### Work instructions
Every record must be repeated exactly; omit any pictures they contain.

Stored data
···
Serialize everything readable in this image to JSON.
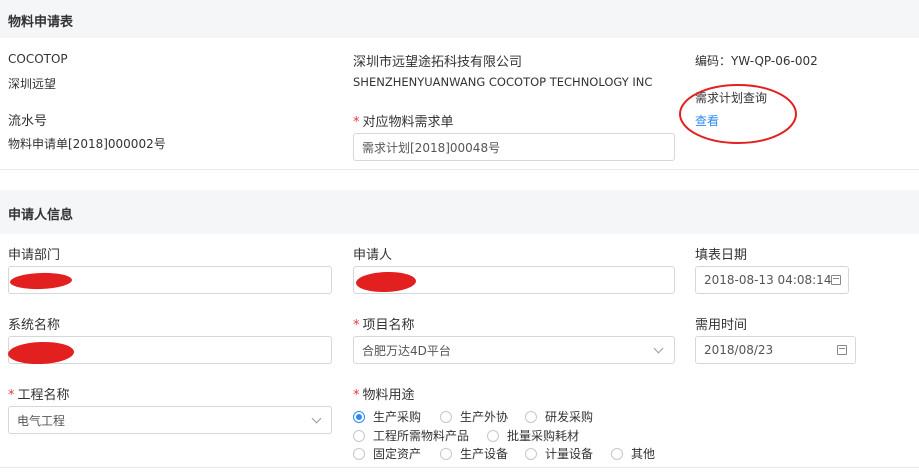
{
  "material_form": {
    "section_title": "物料申请表",
    "company_short_en": "COCOTOP",
    "company_short_cn": "深圳远望",
    "company_full_cn": "深圳市远望途拓科技有限公司",
    "company_full_en": "SHENZHENYUANWANG COCOTOP TECHNOLOGY INC",
    "code_label": "编码：YW-QP-06-002",
    "serial_label": "流水号",
    "serial_value": "物料申请单[2018]000002号",
    "demand_label": "对应物料需求单",
    "demand_value": "需求计划[2018]00048号",
    "plan_query_label": "需求计划查询",
    "plan_query_link": "查看"
  },
  "applicant": {
    "section_title": "申请人信息",
    "dept_label": "申请部门",
    "applicant_label": "申请人",
    "fill_date_label": "填表日期",
    "fill_date_value": "2018-08-13 04:08:14",
    "system_label": "系统名称",
    "project_label": "项目名称",
    "project_value": "合肥万达4D平台",
    "need_time_label": "需用时间",
    "need_time_value": "2018/08/23",
    "engineering_label": "工程名称",
    "engineering_value": "电气工程",
    "usage_label": "物料用途",
    "usage_options": [
      "生产采购",
      "生产外协",
      "研发采购",
      "工程所需物料产品",
      "批量采购耗材",
      "固定资产",
      "生产设备",
      "计量设备",
      "其他"
    ],
    "usage_selected": "生产采购"
  },
  "colors": {
    "accent": "#2d8cf0",
    "required": "#e4393c",
    "annotation": "#e32020",
    "header_bg": "#f5f6f8"
  }
}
···
### Completed exercise
Serialize everything readable in this image to JSON.
{
  "material_form": {
    "section_title": "物料申请表",
    "company_short_en": "COCOTOP",
    "company_short_cn": "深圳远望",
    "company_full_cn": "深圳市远望途拓科技有限公司",
    "company_full_en": "SHENZHENYUANWANG COCOTOP TECHNOLOGY INC",
    "code_label": "编码：YW-QP-06-002",
    "serial_label": "流水号",
    "serial_value": "物料申请单[2018]000002号",
    "demand_label": "对应物料需求单",
    "demand_value": "需求计划[2018]00048号",
    "plan_query_label": "需求计划查询",
    "plan_query_link": "查看"
  },
  "applicant": {
    "section_title": "申请人信息",
    "dept_label": "申请部门",
    "applicant_label": "申请人",
    "fill_date_label": "填表日期",
    "fill_date_value": "2018-08-13 04:08:14",
    "system_label": "系统名称",
    "project_label": "项目名称",
    "project_value": "合肥万达4D平台",
    "need_time_label": "需用时间",
    "need_time_value": "2018/08/23",
    "engineering_label": "工程名称",
    "engineering_value": "电气工程",
    "usage_label": "物料用途",
    "usage_options": [
      "生产采购",
      "生产外协",
      "研发采购",
      "工程所需物料产品",
      "批量采购耗材",
      "固定资产",
      "生产设备",
      "计量设备",
      "其他"
    ],
    "usage_selected": "生产采购"
  },
  "colors": {
    "accent": "#2d8cf0",
    "required": "#e4393c",
    "annotation": "#e32020",
    "header_bg": "#f5f6f8"
  }
}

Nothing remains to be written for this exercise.